Actions to take →
a) In the forum thread on shop lighting, duplicate the passage between "Sandra, you want" and "range for CRI.", inclusive.
b) Pick up the forum thread on shop lighting where it stops and continue it.

Excerpt provided →

····················

View Sandra's profile


6933 posts in 1493 days

#5 posted 11-25-2015 12:09 AM

Thanks con and good idea joey

-- No, I don't want to buy the pink hammer.

View Tim's profile


3029 posts in 1380 days

#6 posted 11-25-2015 12:35 AM

Sandra, you want to look at the CRI rating for the bulbs. The higher the better color rendering. You’ll never get as good as incandescent, but 92 CRI bulbs are available reasonably priced and it makes a difference vs the bulbs in the 80 or lower range for CRI.

View ThomasChippendale's profile


244 posts in 350 days

#7 posted 11-25-2015 01:02 AM

I just installed today a 4 X 38W fluorescent fixture, 5000K, all for under 100$ and boy, what a lighting setup. For true colors, there is the natural light and there is 5000K. That is what they recommend for artists studio.

-- PJ

View tyvekboy's profile


1307 posts in 2431 days

#8 posted 11-25-2015 01:27 AM

In my shop I have a lot of fluorescent light.

I have about (13) 2 4-foot bulb fixtures.

In them I put T-12 6500K bulbs in them.

I’m old so what can I say. It’s very bright.

Their life is about 10 years … for me anyway. Not knowing when the govt is going to ban these, I have about enough to change them all out … that for me is a lifetime supply.

····················

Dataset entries

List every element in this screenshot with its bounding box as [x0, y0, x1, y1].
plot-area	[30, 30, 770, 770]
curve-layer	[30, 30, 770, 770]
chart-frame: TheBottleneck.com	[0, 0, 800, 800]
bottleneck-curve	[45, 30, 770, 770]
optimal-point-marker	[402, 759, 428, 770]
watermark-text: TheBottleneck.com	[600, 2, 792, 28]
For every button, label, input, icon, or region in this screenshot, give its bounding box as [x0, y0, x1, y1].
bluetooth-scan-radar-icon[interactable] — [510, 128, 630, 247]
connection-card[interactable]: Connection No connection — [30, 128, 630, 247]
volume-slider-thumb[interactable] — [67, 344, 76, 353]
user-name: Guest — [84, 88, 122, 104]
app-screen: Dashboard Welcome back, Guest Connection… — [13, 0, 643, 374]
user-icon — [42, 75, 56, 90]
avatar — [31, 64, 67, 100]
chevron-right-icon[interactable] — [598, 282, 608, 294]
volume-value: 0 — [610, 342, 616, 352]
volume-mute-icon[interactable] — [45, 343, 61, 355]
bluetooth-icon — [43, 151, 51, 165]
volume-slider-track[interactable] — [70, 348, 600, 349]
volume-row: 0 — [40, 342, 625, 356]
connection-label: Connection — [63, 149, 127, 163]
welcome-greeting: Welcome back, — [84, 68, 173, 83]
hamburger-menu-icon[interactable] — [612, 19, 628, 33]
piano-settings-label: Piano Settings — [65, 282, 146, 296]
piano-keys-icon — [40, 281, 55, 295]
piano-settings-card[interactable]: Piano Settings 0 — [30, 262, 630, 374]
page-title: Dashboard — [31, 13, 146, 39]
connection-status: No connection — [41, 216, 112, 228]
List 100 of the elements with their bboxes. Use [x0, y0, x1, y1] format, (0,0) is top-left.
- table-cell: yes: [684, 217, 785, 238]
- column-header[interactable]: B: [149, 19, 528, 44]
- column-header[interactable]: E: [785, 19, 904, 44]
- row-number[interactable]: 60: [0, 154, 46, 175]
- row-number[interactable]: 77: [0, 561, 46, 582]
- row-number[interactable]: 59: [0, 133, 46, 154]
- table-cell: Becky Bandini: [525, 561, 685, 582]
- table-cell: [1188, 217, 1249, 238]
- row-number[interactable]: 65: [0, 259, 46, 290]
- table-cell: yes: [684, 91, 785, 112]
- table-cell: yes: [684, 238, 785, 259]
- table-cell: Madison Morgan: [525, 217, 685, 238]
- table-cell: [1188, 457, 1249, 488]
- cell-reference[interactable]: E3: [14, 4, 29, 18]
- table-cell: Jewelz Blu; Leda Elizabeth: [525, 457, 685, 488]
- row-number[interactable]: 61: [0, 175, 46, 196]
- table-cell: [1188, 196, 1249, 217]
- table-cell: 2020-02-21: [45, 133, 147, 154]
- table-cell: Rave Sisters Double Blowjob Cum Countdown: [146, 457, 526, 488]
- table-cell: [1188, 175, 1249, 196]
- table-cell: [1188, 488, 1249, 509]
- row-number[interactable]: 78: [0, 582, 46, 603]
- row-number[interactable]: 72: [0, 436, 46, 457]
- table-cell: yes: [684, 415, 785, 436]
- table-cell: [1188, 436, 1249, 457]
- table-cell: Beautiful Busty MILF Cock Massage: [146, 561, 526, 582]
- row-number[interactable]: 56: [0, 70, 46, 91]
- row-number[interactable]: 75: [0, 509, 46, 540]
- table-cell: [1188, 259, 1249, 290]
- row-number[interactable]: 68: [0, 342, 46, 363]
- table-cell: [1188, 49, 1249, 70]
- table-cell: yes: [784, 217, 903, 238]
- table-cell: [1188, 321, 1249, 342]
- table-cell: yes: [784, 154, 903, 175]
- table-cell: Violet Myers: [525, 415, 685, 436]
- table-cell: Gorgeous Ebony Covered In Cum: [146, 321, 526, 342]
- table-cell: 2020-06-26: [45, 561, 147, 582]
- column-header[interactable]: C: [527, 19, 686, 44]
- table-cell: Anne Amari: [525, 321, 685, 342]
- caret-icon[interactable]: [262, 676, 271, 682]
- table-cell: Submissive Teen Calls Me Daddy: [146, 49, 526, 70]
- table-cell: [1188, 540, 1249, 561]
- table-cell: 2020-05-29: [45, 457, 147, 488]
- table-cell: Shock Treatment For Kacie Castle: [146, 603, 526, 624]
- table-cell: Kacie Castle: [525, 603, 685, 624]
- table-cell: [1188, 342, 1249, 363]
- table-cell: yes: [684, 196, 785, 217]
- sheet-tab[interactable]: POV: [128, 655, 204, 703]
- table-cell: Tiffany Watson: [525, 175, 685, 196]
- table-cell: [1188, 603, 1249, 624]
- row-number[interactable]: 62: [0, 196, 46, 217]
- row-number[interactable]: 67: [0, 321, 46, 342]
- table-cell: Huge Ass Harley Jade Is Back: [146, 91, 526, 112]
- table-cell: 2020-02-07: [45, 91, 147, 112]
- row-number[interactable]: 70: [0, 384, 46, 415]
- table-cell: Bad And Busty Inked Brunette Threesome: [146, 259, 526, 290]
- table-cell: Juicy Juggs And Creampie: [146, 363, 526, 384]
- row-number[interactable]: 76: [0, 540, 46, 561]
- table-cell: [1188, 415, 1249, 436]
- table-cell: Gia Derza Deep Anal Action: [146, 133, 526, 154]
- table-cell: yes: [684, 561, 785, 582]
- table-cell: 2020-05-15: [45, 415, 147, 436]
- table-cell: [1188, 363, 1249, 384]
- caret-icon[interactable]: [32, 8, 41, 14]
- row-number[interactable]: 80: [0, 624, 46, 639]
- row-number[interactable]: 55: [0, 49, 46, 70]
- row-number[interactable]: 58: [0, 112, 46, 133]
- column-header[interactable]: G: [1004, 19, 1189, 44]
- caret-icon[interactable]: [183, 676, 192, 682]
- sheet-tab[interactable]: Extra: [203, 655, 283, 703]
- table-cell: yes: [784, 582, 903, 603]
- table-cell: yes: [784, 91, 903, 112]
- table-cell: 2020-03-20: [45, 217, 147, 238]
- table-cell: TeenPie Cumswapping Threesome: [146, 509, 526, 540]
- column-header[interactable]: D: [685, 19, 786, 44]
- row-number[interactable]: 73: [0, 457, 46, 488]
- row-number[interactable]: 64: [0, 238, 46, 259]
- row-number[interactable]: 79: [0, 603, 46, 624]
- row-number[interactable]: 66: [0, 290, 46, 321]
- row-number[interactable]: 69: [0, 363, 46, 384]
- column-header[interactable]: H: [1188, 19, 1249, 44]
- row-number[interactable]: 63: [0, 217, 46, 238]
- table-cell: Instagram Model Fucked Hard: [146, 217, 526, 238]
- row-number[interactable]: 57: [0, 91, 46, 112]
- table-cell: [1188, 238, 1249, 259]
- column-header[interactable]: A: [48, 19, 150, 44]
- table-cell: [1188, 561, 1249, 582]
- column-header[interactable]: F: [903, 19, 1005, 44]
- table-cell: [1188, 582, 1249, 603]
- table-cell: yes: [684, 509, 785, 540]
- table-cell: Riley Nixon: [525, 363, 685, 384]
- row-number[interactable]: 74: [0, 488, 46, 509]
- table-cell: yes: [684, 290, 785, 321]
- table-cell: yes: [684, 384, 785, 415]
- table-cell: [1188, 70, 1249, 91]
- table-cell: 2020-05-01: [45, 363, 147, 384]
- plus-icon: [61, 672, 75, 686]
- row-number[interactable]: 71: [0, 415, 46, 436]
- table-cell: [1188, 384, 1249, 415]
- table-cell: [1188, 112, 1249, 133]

····················

Answers for the exercise →
a)
Sandra, you want to look at the CRI rating for the bulbs. The higher the better color rendering. You’ll never get as good as incandescent, but 92 CRI bulbs are available reasonably priced and it makes a difference vs the bulbs in the 80 or lower range for CRI.

b)
I just have outlets installed within the reach of the cords of the fixtures. On some I have clear tubes over them just in case one gets hit. That way there is no glass showers.

-- Tyvekboy -- Marietta, GA ………….. one can never be too organized

View DIYaholic's profile


19135 posts in 2093 days

#9 posted 11-25-2015 01:33 AM

I went with 5000K LEDs.

It is great for the work space….
but Conifur is on point regarding finishing.

That and Tim brings up a good point, regarding CRI.

Glad to know that you will become an enlightened being!!!

-- Randy-- I may not be good...but I am slow! If good things come to those who wait.... Why is procrastination a bad thing?

View crank49's profile


3979 posts in 2389 days

#10 posted 11-25-2015 02:20 AM

Okay, I’ll be the odd man out here.
I put in 5000K and hated it.
Gives me a headach and is good at nothing except creating glare.

I’d go for the 3500K in a heartbeat.
In fact, I threw out all my 5000K lights and replaced them with 2800K.
So much nicer.

-- Michael: Hillary has a long list of accomplishments, though most DAs would refer to them as felonies.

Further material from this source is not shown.